▸ **EXERCISE GOAL**: The reply must consist of one number: how many lines of the data include the word "text".

□ □ □

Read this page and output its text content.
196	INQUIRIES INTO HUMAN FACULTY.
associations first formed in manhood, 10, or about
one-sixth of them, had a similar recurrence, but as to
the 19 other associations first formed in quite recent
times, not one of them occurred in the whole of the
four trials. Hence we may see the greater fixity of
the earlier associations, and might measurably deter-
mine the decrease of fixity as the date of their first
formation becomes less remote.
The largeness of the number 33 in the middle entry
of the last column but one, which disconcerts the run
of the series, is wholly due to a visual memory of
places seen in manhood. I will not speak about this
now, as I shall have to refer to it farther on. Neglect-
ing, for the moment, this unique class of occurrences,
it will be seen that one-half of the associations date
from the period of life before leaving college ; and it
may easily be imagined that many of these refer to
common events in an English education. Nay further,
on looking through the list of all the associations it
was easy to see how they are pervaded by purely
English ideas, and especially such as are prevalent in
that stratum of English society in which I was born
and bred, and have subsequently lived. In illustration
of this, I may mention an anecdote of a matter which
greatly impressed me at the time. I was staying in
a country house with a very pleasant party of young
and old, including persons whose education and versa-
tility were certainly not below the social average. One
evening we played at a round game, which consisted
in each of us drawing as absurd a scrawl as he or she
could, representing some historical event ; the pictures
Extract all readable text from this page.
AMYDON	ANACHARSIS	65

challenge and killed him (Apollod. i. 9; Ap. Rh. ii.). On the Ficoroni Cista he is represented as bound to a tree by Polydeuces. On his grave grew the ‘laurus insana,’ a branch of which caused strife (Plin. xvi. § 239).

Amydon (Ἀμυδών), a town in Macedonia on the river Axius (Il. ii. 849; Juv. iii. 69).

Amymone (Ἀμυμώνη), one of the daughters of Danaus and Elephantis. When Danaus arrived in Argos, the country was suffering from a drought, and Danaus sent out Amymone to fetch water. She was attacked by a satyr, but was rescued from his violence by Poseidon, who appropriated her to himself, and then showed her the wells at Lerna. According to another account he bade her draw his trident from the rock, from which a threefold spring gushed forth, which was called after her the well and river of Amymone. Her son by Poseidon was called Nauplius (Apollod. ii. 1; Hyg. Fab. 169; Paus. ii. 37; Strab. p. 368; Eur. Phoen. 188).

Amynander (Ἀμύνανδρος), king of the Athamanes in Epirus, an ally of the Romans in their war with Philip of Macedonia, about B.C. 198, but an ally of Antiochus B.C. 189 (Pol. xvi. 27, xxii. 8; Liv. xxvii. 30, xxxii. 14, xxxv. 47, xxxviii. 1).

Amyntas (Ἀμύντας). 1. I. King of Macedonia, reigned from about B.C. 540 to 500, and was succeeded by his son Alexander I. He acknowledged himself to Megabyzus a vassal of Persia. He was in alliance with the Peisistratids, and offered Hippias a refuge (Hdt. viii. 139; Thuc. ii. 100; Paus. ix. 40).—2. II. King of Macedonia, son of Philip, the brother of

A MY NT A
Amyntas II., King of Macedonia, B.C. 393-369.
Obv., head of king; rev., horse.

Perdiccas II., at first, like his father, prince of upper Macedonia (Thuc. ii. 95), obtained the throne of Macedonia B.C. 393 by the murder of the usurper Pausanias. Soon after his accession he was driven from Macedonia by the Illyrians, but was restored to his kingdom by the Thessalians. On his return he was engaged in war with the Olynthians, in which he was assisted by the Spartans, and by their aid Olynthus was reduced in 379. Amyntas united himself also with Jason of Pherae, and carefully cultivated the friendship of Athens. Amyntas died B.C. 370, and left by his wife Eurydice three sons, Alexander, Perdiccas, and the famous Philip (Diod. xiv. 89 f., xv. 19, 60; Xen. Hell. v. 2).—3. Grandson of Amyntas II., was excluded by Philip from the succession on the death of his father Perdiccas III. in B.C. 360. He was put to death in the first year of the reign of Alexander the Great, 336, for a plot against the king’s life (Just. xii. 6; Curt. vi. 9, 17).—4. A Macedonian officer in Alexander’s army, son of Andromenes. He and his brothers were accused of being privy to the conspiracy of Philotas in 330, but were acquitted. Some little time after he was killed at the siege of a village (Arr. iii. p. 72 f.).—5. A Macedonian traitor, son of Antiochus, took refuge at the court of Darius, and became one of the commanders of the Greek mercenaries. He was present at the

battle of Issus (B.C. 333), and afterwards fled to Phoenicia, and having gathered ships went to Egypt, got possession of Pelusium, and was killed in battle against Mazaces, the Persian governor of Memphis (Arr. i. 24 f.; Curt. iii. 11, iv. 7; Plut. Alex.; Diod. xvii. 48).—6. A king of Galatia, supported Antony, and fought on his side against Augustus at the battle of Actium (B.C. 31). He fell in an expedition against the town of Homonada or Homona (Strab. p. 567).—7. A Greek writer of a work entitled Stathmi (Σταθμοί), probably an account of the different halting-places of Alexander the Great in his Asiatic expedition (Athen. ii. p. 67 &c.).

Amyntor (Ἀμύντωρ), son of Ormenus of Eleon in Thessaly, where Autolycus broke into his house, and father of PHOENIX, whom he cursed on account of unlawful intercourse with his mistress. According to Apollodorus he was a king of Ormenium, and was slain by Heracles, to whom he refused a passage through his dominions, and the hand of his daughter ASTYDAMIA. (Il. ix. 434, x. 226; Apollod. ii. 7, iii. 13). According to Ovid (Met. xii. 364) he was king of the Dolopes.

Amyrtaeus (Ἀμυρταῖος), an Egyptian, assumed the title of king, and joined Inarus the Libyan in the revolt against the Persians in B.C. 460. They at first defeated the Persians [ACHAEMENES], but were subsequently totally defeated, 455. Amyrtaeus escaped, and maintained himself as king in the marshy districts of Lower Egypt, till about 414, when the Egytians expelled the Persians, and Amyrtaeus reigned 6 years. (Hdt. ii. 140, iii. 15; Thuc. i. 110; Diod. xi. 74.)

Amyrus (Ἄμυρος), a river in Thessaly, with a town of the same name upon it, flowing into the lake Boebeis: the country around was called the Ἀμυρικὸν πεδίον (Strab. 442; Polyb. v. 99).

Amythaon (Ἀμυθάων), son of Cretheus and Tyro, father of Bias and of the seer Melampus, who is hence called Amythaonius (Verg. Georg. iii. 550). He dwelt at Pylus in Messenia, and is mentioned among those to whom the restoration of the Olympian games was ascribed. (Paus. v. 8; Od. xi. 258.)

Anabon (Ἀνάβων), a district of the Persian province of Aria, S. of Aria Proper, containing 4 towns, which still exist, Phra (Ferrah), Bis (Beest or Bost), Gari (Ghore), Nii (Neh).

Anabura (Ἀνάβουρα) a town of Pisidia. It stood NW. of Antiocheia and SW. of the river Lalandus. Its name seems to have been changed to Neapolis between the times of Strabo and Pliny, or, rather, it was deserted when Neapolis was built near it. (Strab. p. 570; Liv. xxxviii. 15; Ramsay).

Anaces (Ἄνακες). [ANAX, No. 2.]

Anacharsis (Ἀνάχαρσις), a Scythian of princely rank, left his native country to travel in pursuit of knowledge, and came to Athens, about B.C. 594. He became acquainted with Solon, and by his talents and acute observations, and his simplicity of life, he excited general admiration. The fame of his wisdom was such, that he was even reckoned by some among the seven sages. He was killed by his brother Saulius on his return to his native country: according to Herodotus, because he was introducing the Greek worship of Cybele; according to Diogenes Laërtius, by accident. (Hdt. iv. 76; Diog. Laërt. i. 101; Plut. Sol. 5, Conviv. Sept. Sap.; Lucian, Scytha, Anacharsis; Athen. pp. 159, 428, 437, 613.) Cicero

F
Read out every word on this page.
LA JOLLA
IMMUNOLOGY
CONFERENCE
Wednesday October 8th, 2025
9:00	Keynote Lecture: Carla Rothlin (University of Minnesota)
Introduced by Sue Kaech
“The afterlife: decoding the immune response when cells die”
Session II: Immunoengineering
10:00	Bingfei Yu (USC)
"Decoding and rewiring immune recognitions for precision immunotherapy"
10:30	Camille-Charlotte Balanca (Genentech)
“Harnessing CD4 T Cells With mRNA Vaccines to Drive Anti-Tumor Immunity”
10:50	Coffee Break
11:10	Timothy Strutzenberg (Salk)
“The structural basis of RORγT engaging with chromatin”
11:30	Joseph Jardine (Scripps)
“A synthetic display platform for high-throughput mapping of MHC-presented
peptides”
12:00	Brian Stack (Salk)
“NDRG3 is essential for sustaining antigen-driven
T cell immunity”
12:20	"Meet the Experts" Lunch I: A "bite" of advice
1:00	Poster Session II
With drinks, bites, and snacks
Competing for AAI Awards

□ □ □

▸ **COMPLETED TASK**: 2